- _PROBLEMS AND TASKS_:
(a) Can you extract the passage of the Regork holiday sales project from "## ℹ Use the" to "sets at http://bit.ly/completejourney.", word for word?
(b) In the Regork holiday sales project, can you turn the paragraph beginning "At Regork, our goal is" into a short bulleted list that keeps its main facts?

- _TEXT SEGMENT_:
- - - - - - -

Midterm Project

Introduction

Provide an introduction that explains the business problem you are addressing. Why should the Regork CEO be interested in this?

At Regork, our goal is to solve business problems to grow our company. With the holiday season nearing us, there are many opportunities for sales that we as a company don’t want to miss. Since there is a noticeable slowdown in sales between Holidays, we want to make the best of these Holiday sales. The CEO should be interested as this is the season to make the most money and we should make the most of it.

Provide a short explanation of how you addressed this problem statement (the data used and the analytic methodology employed).

Packages required Complete Journey Tidyverse Lubricate Data Sets Used Transactions Demographics Product Coupon_redemtion

We used the packages above to take a deep dive into Regork’s past sales. Looking at different demographics such as income, age, number of kids in the household, and items bought with candy. Ggplot helped to visualize all this data so we easily can see which demographics are best to advertise to.

Explain how your analysis will help the Regork CEO (or your manager). What is your proposed solution?

Our goal is that our plots help the CEO easily visualize sales throughout different demographics. With major holidays for candy sales coming up, the creation of these graphs may help to give insight. With this data, we know where to place candy in a store so it will sell better, and what demographics to advertise to so this would sell better.

The following R packages are required in order to run the code in this R project:

library(tidyverse)

## ── Attaching core tidyverse packages ──────────────────────── tidyverse 2.0.0 ──
## ✔ dplyr     1.1.4     ✔ readr     2.1.5
## ✔ forcats   1.0.0     ✔ stringr   1.5.1
## ✔ ggplot2   3.5.1     ✔ tibble    3.2.1
## ✔ lubridate 1.9.3     ✔ tidyr     1.3.1
## ✔ purrr     1.0.2     
## ── Conflicts ────────────────────────────────────────── tidyverse_conflicts() ──
## ✖ dplyr::filter() masks stats::filter()
## ✖ dplyr::lag()    masks stats::lag()
## ℹ Use the conflicted package (<http://conflicted.r-lib.org/>) to force all conflicts to become errors

library(completejourney)

## Welcome to the completejourney package! Learn more about these data
## sets at http://bit.ly/completejourney.

library(lubridate)

Data Sets Used

The four data sets which were used for this analysis:

Transactions: household_id store_id basket_id product_id quantity sales_value retail_disc coupon_disc coupon_match_disc week transaction_timestamp

Products: product_id manufacturer_id department brand product_category product_type package_size

Demographics: household_id age income home_ownership marital_status household_size household_comp kids_count

Coupon_Redemptions: household_id coupon_upc campaign_id redemption_date

The following R code aims to fetch transaction data and store it in a data frame named ‘transactions’. We will use the function get_transactions() to retrieve the transaction data. The fetched data will be organized and stored in a structured format using a data frame. The resulting data frame, named ‘transactions’, will be utilized for further analysis and processing

transactions <- get_transactions()

- - - - - - -

- _ROWS_:

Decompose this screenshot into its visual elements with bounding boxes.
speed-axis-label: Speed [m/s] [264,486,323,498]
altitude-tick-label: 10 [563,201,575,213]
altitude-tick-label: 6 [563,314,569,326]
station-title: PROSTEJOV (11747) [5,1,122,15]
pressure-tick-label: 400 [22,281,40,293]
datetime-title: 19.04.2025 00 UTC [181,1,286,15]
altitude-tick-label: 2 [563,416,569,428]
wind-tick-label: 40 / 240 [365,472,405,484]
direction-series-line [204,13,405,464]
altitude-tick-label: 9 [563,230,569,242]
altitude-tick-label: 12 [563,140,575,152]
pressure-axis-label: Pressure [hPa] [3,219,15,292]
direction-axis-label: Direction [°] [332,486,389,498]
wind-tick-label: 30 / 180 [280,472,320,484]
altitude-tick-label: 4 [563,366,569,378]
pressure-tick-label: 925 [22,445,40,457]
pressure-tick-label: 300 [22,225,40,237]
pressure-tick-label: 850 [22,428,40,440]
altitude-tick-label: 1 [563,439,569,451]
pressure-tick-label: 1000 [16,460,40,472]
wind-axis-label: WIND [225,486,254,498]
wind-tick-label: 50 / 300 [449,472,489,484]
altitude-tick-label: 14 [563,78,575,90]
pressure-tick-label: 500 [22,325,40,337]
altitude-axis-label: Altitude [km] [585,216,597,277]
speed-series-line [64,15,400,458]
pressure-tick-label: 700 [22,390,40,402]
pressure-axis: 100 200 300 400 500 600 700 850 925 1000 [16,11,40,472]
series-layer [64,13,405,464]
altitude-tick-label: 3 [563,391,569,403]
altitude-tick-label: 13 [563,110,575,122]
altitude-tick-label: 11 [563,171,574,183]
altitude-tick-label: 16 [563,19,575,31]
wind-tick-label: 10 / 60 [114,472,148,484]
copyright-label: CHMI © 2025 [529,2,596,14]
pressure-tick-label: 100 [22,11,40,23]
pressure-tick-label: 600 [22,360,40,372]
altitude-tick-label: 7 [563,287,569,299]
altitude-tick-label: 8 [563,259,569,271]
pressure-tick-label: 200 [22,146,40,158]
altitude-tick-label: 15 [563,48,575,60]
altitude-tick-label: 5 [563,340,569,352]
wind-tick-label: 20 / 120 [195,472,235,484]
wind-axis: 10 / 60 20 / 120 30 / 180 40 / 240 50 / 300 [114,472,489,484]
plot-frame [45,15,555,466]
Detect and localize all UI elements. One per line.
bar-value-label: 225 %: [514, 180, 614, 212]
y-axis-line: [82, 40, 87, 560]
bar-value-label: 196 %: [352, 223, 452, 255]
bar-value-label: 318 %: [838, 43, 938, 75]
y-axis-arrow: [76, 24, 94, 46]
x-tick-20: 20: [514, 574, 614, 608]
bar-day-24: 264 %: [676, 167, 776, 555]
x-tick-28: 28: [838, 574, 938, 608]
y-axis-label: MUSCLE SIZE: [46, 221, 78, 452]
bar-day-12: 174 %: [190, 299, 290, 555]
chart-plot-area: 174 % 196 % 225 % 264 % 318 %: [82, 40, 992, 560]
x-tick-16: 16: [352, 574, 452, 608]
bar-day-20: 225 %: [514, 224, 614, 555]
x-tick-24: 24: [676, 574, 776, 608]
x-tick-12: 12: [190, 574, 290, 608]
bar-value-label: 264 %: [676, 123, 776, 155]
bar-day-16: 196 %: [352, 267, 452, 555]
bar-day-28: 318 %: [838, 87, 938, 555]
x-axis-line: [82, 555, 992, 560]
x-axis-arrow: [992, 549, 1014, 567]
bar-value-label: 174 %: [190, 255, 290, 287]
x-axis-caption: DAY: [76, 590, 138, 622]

- - - - - - -

- _RESPONSES FOR EACH TASK_:
(a)
## ℹ Use the conflicted package (<http://conflicted.r-lib.org/>) to force all conflicts to become errors

library(completejourney)

## Welcome to the completejourney package! Learn more about these data
## sets at http://bit.ly/completejourney.

(b)
- Regork aims to solve business problems in order to grow the company.
- The nearing holiday season brings many sales opportunities the company doesn't want to miss.
- Sales slow noticeably between holidays, so the company wants to make the best of holiday sales.
- The CEO should be interested because this is the season to make the most money.